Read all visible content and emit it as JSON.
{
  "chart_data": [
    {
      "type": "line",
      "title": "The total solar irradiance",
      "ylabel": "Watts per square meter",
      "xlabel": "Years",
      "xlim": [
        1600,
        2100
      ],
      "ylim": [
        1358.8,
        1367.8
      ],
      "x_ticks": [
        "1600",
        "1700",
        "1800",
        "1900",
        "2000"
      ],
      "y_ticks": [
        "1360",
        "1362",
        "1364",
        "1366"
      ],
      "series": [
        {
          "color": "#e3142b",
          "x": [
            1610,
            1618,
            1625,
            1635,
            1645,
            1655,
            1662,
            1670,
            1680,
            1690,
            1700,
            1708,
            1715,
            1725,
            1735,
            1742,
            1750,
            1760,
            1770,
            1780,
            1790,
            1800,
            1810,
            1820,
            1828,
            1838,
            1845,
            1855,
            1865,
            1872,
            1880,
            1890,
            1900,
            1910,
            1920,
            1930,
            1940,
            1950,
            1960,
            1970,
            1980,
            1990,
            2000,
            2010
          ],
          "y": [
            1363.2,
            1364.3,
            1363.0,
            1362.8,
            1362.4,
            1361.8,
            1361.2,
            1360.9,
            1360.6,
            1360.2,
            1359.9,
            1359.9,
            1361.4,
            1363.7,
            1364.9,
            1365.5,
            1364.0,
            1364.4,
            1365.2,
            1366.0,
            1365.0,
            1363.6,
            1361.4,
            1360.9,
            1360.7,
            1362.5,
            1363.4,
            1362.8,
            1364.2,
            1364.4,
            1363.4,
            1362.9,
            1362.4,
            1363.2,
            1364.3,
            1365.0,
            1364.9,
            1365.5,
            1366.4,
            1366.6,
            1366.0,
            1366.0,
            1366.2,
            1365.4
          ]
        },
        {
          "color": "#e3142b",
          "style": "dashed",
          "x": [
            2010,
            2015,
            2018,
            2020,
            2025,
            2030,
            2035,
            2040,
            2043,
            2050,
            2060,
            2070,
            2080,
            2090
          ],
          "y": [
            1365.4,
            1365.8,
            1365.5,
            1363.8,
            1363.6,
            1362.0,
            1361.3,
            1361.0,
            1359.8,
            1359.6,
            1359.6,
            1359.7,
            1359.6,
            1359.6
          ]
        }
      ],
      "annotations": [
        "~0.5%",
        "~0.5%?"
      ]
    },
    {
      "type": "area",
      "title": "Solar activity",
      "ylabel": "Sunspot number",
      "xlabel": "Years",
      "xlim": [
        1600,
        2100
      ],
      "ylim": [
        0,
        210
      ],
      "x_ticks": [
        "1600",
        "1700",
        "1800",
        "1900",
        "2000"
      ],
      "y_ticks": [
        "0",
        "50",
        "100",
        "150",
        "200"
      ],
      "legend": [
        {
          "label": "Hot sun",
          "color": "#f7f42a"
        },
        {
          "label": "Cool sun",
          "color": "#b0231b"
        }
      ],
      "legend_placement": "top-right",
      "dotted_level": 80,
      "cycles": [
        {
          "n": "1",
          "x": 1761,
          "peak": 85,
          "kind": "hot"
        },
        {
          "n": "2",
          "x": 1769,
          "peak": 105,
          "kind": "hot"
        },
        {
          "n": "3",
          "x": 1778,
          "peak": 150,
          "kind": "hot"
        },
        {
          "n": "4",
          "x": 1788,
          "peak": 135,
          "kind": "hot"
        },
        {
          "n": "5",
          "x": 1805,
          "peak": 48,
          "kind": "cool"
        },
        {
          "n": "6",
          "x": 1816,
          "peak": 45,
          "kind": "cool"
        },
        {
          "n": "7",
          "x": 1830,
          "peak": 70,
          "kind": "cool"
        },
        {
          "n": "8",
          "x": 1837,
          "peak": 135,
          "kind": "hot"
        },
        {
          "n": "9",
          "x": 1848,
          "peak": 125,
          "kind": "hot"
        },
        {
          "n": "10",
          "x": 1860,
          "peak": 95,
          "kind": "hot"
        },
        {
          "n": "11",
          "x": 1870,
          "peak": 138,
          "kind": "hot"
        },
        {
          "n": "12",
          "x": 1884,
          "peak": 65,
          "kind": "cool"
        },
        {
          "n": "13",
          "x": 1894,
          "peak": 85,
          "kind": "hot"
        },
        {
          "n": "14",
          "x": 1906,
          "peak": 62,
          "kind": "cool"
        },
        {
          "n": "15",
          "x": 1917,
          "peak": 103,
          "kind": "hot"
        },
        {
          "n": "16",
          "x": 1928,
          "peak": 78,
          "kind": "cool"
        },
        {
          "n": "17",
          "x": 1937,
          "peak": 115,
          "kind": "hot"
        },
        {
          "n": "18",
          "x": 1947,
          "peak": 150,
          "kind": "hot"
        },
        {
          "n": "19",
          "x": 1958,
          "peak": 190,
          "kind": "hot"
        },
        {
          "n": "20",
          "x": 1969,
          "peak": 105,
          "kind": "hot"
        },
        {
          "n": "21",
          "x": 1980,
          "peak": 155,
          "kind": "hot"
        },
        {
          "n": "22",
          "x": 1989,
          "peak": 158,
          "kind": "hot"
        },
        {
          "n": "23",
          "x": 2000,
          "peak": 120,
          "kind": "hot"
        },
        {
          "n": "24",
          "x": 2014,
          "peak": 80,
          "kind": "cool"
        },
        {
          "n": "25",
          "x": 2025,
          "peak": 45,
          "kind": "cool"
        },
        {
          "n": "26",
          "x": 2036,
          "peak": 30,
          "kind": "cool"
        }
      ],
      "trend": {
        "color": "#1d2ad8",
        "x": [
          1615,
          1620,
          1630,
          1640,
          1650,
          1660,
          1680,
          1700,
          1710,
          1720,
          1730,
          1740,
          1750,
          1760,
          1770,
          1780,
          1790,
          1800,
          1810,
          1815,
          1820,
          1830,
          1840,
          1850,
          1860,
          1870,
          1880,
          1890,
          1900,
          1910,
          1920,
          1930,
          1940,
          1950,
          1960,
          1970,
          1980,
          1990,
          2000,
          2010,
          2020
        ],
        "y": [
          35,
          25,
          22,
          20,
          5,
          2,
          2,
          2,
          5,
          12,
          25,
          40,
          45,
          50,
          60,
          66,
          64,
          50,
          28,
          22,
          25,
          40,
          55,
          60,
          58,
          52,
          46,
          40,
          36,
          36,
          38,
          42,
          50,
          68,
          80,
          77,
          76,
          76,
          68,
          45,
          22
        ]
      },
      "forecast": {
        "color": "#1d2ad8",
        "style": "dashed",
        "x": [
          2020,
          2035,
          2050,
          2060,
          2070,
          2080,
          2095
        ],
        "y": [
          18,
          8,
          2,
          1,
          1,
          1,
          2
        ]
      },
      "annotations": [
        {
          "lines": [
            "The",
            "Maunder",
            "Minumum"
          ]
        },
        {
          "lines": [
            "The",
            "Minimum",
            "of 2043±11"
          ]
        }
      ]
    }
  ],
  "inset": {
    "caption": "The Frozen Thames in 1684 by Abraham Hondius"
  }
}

* WRITTEN EXERCISE
Reproduce the records above exactly.

* TASK RESULT
Read all visible content and emit it as JSON.
{
  "chart_data": [
    {
      "type": "line",
      "title": "The total solar irradiance",
      "ylabel": "Watts per square meter",
      "xlabel": "Years",
      "xlim": [
        1600,
        2100
      ],
      "ylim": [
        1358.8,
        1367.8
      ],
      "x_ticks": [
        "1600",
        "1700",
        "1800",
        "1900",
        "2000"
      ],
      "y_ticks": [
        "1360",
        "1362",
        "1364",
        "1366"
      ],
      "series": [
        {
          "color": "#e3142b",
          "x": [
            1610,
            1618,
            1625,
            1635,
            1645,
            1655,
            1662,
            1670,
            1680,
            1690,
            1700,
            1708,
            1715,
            1725,
            1735,
            1742,
            1750,
            1760,
            1770,
            1780,
            1790,
            1800,
            1810,
            1820,
            1828,
            1838,
            1845,
            1855,
            1865,
            1872,
            1880,
            1890,
            1900,
            1910,
            1920,
            1930,
            1940,
            1950,
            1960,
            1970,
            1980,
            1990,
            2000,
            2010
          ],
          "y": [
            1363.2,
            1364.3,
            1363.0,
            1362.8,
            1362.4,
            1361.8,
            1361.2,
            1360.9,
            1360.6,
            1360.2,
            1359.9,
            1359.9,
            1361.4,
            1363.7,
            1364.9,
            1365.5,
            1364.0,
            1364.4,
            1365.2,
            1366.0,
            1365.0,
            1363.6,
            1361.4,
            1360.9,
            1360.7,
            1362.5,
            1363.4,
            1362.8,
            1364.2,
            1364.4,
            1363.4,
            1362.9,
            1362.4,
            1363.2,
            1364.3,
            1365.0,
            1364.9,
            1365.5,
            1366.4,
            1366.6,
            1366.0,
            1366.0,
            1366.2,
            1365.4
          ]
        },
        {
          "color": "#e3142b",
          "style": "dashed",
          "x": [
            2010,
            2015,
            2018,
            2020,
            2025,
            2030,
            2035,
            2040,
            2043,
            2050,
            2060,
            2070,
            2080,
            2090
          ],
          "y": [
            1365.4,
            1365.8,
            1365.5,
            1363.8,
            1363.6,
            1362.0,
            1361.3,
            1361.0,
            1359.8,
            1359.6,
            1359.6,
            1359.7,
            1359.6,
            1359.6
          ]
        }
      ],
      "annotations": [
        "~0.5%",
        "~0.5%?"
      ]
    },
    {
      "type": "area",
      "title": "Solar activity",
      "ylabel": "Sunspot number",
      "xlabel": "Years",
      "xlim": [
        1600,
        2100
      ],
      "ylim": [
        0,
        210
      ],
      "x_ticks": [
        "1600",
        "1700",
        "1800",
        "1900",
        "2000"
      ],
      "y_ticks": [
        "0",
        "50",
        "100",
        "150",
        "200"
      ],
      "legend": [
        {
          "label": "Hot sun",
          "color": "#f7f42a"
        },
        {
          "label": "Cool sun",
          "color": "#b0231b"
        }
      ],
      "legend_placement": "top-right",
      "dotted_level": 80,
      "cycles": [
        {
          "n": "1",
          "x": 1761,
          "peak": 85,
          "kind": "hot"
        },
        {
          "n": "2",
          "x": 1769,
          "peak": 105,
          "kind": "hot"
        },
        {
          "n": "3",
          "x": 1778,
          "peak": 150,
          "kind": "hot"
        },
        {
          "n": "4",
          "x": 1788,
          "peak": 135,
          "kind": "hot"
        },
        {
          "n": "5",
          "x": 1805,
          "peak": 48,
          "kind": "cool"
        },
        {
          "n": "6",
          "x": 1816,
          "peak": 45,
          "kind": "cool"
        },
        {
          "n": "7",
          "x": 1830,
          "peak": 70,
          "kind": "cool"
        },
        {
          "n": "8",
          "x": 1837,
          "peak": 135,
          "kind": "hot"
        },
        {
          "n": "9",
          "x": 1848,
          "peak": 125,
          "kind": "hot"
        },
        {
          "n": "10",
          "x": 1860,
          "peak": 95,
          "kind": "hot"
        },
        {
          "n": "11",
          "x": 1870,
          "peak": 138,
          "kind": "hot"
        },
        {
          "n": "12",
          "x": 1884,
          "peak": 65,
          "kind": "cool"
        },
        {
          "n": "13",
          "x": 1894,
          "peak": 85,
          "kind": "hot"
        },
        {
          "n": "14",
          "x": 1906,
          "peak": 62,
          "kind": "cool"
        },
        {
          "n": "15",
          "x": 1917,
          "peak": 103,
          "kind": "hot"
        },
        {
          "n": "16",
          "x": 1928,
          "peak": 78,
          "kind": "cool"
        },
        {
          "n": "17",
          "x": 1937,
          "peak": 115,
          "kind": "hot"
        },
        {
          "n": "18",
          "x": 1947,
          "peak": 150,
          "kind": "hot"
        },
        {
          "n": "19",
          "x": 1958,
          "peak": 190,
          "kind": "hot"
        },
        {
          "n": "20",
          "x": 1969,
          "peak": 105,
          "kind": "hot"
        },
        {
          "n": "21",
          "x": 1980,
          "peak": 155,
          "kind": "hot"
        },
        {
          "n": "22",
          "x": 1989,
          "peak": 158,
          "kind": "hot"
        },
        {
          "n": "23",
          "x": 2000,
          "peak": 120,
          "kind": "hot"
        },
        {
          "n": "24",
          "x": 2014,
          "peak": 80,
          "kind": "cool"
        },
        {
          "n": "25",
          "x": 2025,
          "peak": 45,
          "kind": "cool"
        },
        {
          "n": "26",
          "x": 2036,
          "peak": 30,
          "kind": "cool"
        }
      ],
      "trend": {
        "color": "#1d2ad8",
        "x": [
          1615,
          1620,
          1630,
          1640,
          1650,
          1660,
          1680,
          1700,
          1710,
          1720,
          1730,
          1740,
          1750,
          1760,
          1770,
          1780,
          1790,
          1800,
          1810,
          1815,
          1820,
          1830,
          1840,
          1850,
          1860,
          1870,
          1880,
          1890,
          1900,
          1910,
          1920,
          1930,
          1940,
          1950,
          1960,
          1970,
          1980,
          1990,
          2000,
          2010,
          2020
        ],
        "y": [
          35,
          25,
          22,
          20,
          5,
          2,
          2,
          2,
          5,
          12,
          25,
          40,
          45,
          50,
          60,
          66,
          64,
          50,
          28,
          22,
          25,
          40,
          55,
          60,
          58,
          52,
          46,
          40,
          36,
          36,
          38,
          42,
          50,
          68,
          80,
          77,
          76,
          76,
          68,
          45,
          22
        ]
      },
      "forecast": {
        "color": "#1d2ad8",
        "style": "dashed",
        "x": [
          2020,
          2035,
          2050,
          2060,
          2070,
          2080,
          2095
        ],
        "y": [
          18,
          8,
          2,
          1,
          1,
          1,
          2
        ]
      },
      "annotations": [
        {
          "lines": [
            "The",
            "Maunder",
            "Minumum"
          ]
        },
        {
          "lines": [
            "The",
            "Minimum",
            "of 2043±11"
          ]
        }
      ]
    }
  ],
  "inset": {
    "caption": "The Frozen Thames in 1684 by Abraham Hondius"
  }
}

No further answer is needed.